> GIVEN TASK 1: Return the records from the line with "Text: ···: ···: [210, 199, 226, 213]" to the line with "243, 227, 259]", both included, copied exactly.

The Ronald Kirk Bridge is a pedestrian bridge over the Trinity River in Dallas, Texas. It connects Downtown Dallas and West Dallas, paralleling the 2012 Margaret Hunt Hill Bridge for vehicles, and the 1930 Texas and Pacific Railway Trinity River Bridge.

History
Constructed as the Lamar-McKinney Viaduct in 1933, the original road bridge was built to carry vehicles across the periodically swelling Trinity River to West Dallas. It was completed 27 years after the river's 1908 flood that submerged most of the area.

The bridge was renamed the Ronald Kirk Bridge in 2016 from its former name, the Continental Avenue Bridge. It was renamed in honor of the first African-American mayor of Dallas, Ronald Kirk.

Restoration
The bridge had fallen into a state of disrepair by 2010, when plans were being developed to reconstruct Continental Avenue and the bridge. During the reconstruction of the bridge it was decided that there was no need for it to carry vehicular traffic, since the nearby Margaret Hunt Hill Bridge was completed in 2012 to do so. The design as a footbridge complemented the nearby open park plan for Klyde Warren Park, as a recreation amenity.

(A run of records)
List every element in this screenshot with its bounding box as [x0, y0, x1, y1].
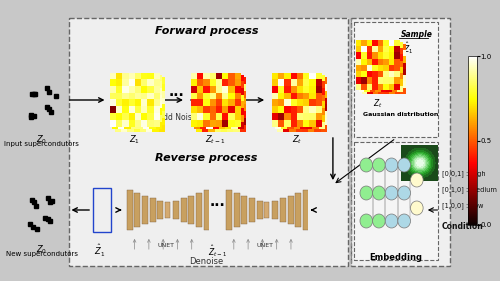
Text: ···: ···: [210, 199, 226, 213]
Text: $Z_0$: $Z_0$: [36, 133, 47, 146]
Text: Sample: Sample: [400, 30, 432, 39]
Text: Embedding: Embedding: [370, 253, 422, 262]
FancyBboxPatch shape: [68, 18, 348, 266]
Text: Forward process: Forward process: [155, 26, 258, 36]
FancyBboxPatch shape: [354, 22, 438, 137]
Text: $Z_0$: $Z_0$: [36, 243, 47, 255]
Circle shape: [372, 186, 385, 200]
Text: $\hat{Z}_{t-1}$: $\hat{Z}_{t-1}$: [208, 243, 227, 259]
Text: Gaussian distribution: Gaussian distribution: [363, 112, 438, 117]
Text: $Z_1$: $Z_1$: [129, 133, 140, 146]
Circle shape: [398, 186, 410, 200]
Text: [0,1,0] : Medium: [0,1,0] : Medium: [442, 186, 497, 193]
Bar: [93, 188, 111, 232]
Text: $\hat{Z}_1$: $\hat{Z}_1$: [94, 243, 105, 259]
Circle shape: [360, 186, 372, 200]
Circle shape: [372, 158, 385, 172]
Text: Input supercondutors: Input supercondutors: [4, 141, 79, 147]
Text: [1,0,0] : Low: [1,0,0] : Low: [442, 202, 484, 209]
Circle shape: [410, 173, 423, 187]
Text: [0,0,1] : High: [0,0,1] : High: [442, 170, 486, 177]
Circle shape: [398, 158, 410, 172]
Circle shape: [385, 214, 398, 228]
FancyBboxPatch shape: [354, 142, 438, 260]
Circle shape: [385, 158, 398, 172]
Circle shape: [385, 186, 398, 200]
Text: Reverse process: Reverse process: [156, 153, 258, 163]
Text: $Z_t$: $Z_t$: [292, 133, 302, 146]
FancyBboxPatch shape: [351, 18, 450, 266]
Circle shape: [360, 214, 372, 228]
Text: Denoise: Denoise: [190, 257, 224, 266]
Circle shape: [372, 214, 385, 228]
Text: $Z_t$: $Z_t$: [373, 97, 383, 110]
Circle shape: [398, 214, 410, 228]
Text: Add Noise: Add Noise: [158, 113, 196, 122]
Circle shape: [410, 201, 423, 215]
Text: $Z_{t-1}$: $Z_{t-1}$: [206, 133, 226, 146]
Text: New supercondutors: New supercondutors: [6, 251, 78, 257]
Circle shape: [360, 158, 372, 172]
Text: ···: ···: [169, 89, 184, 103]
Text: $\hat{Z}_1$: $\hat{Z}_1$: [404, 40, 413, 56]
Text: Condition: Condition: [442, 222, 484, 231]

---

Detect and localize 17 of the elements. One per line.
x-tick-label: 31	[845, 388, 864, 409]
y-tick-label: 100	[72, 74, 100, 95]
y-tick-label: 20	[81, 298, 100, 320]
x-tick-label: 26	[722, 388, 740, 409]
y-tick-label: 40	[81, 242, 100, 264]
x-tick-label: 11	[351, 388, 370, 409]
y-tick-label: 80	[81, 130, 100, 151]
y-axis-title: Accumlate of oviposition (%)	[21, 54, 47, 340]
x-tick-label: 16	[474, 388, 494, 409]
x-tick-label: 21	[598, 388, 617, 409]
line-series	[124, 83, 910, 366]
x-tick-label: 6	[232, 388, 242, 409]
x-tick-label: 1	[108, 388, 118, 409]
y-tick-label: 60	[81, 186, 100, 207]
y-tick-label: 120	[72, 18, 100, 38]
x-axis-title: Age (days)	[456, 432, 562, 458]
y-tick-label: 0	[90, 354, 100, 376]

> GIVEN TASK 2: In the passage about the Ronald Kirk Bridge, rewrite the part from "The Ronald Kirk Bridge is" to "of the area." with "Lamar-McKinney Viaduct" changed to "Lamar-McKinney Bridge".

> EXPECTED OUTPUT 1:
Text: ···: ···: [210, 199, 226, 213]
Text: $Z_0$: $Z_0$: [36, 133, 47, 146]
Text: Sample: Sample: [400, 30, 432, 39]
Text: Embedding: Embedding: [370, 253, 422, 262]
FancyBboxPatch shape: [68, 18, 348, 266]
Text: Forward process: Forward process: [155, 26, 258, 36]
FancyBboxPatch shape: [354, 22, 438, 137]
Text: $Z_0$: $Z_0$: [36, 243, 47, 255]
Circle shape: [372, 186, 385, 200]
Text: $\hat{Z}_{t-1}$: $\hat{Z}_{t-1}$: [208, 243, 227, 259]

> EXPECTED OUTPUT 2:
The Ronald Kirk Bridge is a pedestrian bridge over the Trinity River in Dallas, Texas. It connects Downtown Dallas and West Dallas, paralleling the 2012 Margaret Hunt Hill Bridge for vehicles, and the 1930 Texas and Pacific Railway Trinity River Bridge.

History
Constructed as the Lamar-McKinney Bridge in 1933, the original road bridge was built to carry vehicles across the periodically swelling Trinity River to West Dallas. It was completed 27 years after the river's 1908 flood that submerged most of the area.